** BEGIN MATERIAL SUPPLIED **

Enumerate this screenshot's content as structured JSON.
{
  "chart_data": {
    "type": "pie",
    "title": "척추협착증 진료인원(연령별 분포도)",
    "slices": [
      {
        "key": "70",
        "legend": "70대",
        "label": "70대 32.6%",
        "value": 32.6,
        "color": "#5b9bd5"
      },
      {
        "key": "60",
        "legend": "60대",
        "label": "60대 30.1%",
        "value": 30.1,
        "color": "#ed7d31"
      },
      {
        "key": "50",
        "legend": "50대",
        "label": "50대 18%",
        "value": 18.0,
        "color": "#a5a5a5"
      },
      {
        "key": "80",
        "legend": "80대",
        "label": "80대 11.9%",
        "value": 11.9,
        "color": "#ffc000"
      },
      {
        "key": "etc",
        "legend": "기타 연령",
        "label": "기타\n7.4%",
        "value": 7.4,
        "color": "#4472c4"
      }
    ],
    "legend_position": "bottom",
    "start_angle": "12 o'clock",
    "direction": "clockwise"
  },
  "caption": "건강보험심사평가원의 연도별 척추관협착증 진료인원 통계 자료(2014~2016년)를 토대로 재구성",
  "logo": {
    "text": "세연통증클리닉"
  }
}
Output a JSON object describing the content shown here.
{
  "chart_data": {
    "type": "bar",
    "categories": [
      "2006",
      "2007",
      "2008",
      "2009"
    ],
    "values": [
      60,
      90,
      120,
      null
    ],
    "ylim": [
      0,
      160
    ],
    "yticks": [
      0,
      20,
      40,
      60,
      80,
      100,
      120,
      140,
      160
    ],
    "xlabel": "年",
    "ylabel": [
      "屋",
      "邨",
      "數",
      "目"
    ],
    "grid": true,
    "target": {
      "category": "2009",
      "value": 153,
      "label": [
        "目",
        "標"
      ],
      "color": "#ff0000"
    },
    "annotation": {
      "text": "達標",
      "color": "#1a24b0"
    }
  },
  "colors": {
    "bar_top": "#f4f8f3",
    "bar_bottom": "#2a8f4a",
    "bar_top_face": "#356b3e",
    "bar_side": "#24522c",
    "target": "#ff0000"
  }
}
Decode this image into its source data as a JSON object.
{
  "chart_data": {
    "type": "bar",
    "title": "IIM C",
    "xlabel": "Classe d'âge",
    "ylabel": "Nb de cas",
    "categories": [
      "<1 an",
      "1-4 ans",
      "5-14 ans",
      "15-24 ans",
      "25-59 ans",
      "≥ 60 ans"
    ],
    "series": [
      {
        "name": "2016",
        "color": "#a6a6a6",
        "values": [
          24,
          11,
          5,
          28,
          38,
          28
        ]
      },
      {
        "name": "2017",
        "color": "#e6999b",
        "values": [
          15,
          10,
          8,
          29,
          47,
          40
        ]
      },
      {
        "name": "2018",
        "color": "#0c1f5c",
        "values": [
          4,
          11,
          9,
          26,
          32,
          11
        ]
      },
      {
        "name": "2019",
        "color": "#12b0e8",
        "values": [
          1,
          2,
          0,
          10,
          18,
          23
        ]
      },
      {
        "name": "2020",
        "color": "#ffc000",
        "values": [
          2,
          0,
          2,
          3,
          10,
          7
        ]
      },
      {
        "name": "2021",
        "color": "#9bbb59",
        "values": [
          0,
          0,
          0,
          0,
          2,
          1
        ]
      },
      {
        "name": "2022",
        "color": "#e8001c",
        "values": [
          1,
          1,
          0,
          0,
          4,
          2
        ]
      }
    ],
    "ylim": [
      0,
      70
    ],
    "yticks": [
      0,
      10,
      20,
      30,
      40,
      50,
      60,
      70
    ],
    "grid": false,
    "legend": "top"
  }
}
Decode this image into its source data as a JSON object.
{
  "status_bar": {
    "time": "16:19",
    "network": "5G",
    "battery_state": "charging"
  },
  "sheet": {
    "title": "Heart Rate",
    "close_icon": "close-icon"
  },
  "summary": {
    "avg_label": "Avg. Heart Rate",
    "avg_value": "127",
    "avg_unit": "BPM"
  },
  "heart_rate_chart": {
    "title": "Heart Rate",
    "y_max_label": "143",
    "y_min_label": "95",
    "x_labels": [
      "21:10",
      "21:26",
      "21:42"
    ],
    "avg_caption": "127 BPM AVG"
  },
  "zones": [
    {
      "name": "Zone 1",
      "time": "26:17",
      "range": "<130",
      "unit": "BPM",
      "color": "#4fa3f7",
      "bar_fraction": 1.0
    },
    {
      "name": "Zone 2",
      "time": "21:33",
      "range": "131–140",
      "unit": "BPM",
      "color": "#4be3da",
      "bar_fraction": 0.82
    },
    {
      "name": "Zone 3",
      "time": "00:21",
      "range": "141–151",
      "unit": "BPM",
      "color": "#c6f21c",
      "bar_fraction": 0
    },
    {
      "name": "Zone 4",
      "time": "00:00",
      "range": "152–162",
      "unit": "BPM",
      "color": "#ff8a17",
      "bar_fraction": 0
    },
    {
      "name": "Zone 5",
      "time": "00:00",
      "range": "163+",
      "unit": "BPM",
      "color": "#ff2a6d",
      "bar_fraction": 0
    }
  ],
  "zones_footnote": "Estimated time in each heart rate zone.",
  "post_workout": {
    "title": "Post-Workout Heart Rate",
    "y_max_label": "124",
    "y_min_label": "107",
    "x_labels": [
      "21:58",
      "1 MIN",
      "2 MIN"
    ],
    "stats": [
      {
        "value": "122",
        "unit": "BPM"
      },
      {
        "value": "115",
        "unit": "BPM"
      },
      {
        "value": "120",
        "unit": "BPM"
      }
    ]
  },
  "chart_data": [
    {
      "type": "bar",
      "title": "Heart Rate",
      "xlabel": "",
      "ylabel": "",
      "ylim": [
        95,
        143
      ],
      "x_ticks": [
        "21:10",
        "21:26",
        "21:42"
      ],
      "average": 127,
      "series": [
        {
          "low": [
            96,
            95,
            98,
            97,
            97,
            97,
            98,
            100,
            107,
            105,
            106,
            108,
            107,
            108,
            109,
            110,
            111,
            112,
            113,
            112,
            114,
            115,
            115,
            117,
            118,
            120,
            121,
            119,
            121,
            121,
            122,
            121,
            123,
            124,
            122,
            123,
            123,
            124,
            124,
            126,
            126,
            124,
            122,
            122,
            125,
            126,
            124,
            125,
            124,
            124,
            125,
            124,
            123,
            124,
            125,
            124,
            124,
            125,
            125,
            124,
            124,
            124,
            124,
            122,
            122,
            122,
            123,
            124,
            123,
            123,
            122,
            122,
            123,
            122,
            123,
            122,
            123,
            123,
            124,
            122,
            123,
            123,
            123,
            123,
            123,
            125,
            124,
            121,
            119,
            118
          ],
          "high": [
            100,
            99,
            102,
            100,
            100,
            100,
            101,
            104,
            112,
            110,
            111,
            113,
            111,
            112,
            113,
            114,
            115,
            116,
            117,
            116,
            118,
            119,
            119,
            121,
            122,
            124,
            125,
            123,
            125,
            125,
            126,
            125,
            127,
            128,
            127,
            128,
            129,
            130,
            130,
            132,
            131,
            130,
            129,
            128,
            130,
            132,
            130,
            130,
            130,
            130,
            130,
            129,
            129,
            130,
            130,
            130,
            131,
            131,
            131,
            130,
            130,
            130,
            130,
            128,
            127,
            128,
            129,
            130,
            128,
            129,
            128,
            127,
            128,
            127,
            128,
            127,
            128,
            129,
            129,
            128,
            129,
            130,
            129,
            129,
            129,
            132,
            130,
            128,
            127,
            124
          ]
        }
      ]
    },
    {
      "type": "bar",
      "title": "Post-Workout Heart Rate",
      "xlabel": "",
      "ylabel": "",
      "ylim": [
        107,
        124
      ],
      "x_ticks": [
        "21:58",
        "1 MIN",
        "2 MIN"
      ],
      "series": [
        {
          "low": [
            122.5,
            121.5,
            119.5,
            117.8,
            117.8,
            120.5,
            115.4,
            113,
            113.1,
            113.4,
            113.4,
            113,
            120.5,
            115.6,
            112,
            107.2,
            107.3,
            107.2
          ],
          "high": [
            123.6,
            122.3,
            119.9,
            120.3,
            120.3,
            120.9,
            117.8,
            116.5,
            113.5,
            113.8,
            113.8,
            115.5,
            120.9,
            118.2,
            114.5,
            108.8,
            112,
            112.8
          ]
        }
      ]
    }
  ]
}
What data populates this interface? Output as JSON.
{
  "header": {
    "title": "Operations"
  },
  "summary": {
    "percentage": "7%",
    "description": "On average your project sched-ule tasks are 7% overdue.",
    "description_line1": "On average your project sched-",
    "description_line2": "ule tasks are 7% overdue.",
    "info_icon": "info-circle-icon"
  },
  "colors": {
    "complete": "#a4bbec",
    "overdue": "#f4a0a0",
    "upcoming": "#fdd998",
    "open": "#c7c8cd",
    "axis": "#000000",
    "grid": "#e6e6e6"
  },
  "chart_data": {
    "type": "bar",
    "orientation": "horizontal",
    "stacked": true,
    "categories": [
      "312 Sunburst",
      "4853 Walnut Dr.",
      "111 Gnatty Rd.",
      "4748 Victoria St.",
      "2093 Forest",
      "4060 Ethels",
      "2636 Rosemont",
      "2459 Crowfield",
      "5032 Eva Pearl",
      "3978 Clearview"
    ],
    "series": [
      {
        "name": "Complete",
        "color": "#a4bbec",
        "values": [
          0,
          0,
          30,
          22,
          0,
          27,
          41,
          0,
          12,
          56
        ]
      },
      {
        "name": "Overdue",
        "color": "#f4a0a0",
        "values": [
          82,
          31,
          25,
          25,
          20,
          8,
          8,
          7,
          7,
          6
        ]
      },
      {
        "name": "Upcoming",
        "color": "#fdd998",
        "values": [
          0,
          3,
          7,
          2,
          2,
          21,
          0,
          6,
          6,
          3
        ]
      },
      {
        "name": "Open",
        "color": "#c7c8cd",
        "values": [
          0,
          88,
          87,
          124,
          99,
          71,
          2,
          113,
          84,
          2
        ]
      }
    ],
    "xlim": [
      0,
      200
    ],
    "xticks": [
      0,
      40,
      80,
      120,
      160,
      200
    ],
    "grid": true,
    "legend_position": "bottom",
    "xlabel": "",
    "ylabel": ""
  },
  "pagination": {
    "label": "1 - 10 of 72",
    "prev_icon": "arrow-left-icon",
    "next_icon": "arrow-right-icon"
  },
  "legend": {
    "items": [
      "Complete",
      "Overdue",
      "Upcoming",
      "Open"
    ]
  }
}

** END MATERIAL SUPPLIED **

Where a line above contains the word "tasks", copy that line.

    "description": "On average your project sched-ule tasks are 7% overdue.",
    "description_line2": "ule tasks are 7% overdue.",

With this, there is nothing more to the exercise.